By Andrew Alexander
Sunday, January 23, 2011;
My fourth-floor office looks out over the main entrance to The Post. I often glance across 15th Street and see tourists taking photos of the newspaper's iconic nameplate. For so many, The Post has a reputation for journalistic excellence. Will it endure?
I've pondered that question while crafting this column, my last as ombudsman. So, too, have many of the tens of thousands who e-mailed or called during my two-year term as the readers' representative. A dominant theme has been that The Post's journalistic quality has declined. It's a view I share.
I've written before that The Post on its worst days is better than most newspapers on their best days. In print and online, it retains immense influence through journalism that can frame public discourse. And it still produces stunningly ambitious work, such as last year's "Top Secret America" project on the huge national security buildup and the "Hidden Life of Guns" series tracking firearms used in crimes. Priced lower than most competitors, the newspaper is a bargain.
But it has become riddled with typos, grammatical mistakes and intolerable "small" factual errors that erode credibility. Local news coverage, once robust, has withered. The Post often trails the competition on stories. The excessive use of anonymous sources has expanded into blogs. The once-broken system for publishing corrections has been repaired, but corrections often still take too long to appear. The list goes on.

*Short problem A:*
Answer these questions about the column above:
(i) On which floor is the writer's office?
(ii) What does the "Hidden Life of Guns" series track?
(iii) What has happened to the paper's local news coverage?

*Entries shown:*
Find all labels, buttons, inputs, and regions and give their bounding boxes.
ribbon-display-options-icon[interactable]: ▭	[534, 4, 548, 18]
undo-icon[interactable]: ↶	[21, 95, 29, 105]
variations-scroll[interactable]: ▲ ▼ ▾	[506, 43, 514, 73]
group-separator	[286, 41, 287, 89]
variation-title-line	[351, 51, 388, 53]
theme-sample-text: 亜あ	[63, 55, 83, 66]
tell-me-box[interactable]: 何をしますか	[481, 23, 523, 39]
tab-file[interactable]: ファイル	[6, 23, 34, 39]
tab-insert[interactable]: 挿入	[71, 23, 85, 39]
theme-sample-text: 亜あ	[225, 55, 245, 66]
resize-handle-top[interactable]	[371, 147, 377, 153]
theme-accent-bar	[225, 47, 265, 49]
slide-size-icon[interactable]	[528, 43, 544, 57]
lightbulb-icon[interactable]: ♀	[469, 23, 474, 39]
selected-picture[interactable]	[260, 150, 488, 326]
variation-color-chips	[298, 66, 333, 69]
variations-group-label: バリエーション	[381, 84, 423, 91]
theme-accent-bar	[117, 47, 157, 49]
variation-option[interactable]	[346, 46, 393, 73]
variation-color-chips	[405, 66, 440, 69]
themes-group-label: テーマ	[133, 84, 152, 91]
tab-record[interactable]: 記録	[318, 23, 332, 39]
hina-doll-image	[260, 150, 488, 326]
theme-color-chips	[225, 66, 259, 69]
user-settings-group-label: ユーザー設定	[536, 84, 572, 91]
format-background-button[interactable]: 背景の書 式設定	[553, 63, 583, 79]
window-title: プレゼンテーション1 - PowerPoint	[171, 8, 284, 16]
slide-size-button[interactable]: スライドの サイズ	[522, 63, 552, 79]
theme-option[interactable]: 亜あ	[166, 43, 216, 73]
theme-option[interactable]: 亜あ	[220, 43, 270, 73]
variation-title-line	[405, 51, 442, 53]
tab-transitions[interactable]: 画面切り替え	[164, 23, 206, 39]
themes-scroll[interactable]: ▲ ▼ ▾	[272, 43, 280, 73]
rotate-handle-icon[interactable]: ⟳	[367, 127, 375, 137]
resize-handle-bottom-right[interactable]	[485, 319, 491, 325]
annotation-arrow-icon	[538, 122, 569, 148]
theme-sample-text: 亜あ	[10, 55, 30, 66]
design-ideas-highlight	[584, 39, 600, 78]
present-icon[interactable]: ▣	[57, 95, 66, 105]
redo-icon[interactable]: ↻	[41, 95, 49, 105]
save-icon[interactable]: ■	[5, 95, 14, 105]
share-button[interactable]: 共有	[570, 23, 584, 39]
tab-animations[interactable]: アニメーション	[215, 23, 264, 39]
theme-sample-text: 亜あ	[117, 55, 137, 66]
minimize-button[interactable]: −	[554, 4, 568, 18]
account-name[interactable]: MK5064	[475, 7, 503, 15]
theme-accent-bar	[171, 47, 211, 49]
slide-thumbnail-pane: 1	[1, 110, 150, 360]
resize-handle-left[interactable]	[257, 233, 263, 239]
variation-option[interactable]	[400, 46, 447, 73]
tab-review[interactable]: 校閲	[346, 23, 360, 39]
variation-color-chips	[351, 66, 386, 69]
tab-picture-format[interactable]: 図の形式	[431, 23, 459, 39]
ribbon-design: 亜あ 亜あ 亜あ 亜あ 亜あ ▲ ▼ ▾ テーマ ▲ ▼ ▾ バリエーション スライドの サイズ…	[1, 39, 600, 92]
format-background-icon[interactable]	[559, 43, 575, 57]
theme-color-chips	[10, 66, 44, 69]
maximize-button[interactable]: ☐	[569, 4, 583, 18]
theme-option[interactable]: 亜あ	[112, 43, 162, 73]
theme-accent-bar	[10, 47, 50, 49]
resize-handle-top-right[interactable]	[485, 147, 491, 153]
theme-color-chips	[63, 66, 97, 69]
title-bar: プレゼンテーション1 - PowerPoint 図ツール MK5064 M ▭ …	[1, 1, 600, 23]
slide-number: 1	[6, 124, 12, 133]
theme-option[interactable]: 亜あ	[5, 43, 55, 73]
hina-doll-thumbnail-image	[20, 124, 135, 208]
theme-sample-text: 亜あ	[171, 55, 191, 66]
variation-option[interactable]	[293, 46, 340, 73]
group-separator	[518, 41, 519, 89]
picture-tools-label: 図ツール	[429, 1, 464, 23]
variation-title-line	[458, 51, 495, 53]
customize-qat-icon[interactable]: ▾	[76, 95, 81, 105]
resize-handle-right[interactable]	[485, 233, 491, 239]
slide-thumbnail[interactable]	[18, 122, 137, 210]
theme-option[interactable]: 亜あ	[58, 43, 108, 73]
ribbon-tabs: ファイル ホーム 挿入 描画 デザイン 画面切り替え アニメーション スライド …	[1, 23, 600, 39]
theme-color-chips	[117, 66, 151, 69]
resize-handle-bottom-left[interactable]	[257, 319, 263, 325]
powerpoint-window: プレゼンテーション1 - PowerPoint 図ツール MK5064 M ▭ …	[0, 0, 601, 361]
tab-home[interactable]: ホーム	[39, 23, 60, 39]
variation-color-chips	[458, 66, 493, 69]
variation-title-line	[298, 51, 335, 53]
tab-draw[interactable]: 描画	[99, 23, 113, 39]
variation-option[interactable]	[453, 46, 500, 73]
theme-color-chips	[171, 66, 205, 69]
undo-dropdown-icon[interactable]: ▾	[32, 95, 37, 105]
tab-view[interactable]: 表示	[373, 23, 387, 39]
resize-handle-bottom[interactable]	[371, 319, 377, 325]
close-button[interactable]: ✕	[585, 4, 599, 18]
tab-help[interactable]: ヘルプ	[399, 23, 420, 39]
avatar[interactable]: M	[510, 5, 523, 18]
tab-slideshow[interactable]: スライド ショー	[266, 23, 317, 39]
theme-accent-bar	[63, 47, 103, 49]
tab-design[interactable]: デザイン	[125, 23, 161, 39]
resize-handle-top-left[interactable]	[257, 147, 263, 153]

*Short problem B:* Pick out every line in the entries that contains the string "accent", matching case exactly.

*Task output A:*
(i) The fourth floor.
(ii) Firearms used in crimes.
(iii) It has withered.

*Task output B:*
theme-accent-bar	[225, 47, 265, 49]
theme-accent-bar	[117, 47, 157, 49]
theme-accent-bar	[171, 47, 211, 49]
theme-accent-bar	[10, 47, 50, 49]
theme-accent-bar	[63, 47, 103, 49]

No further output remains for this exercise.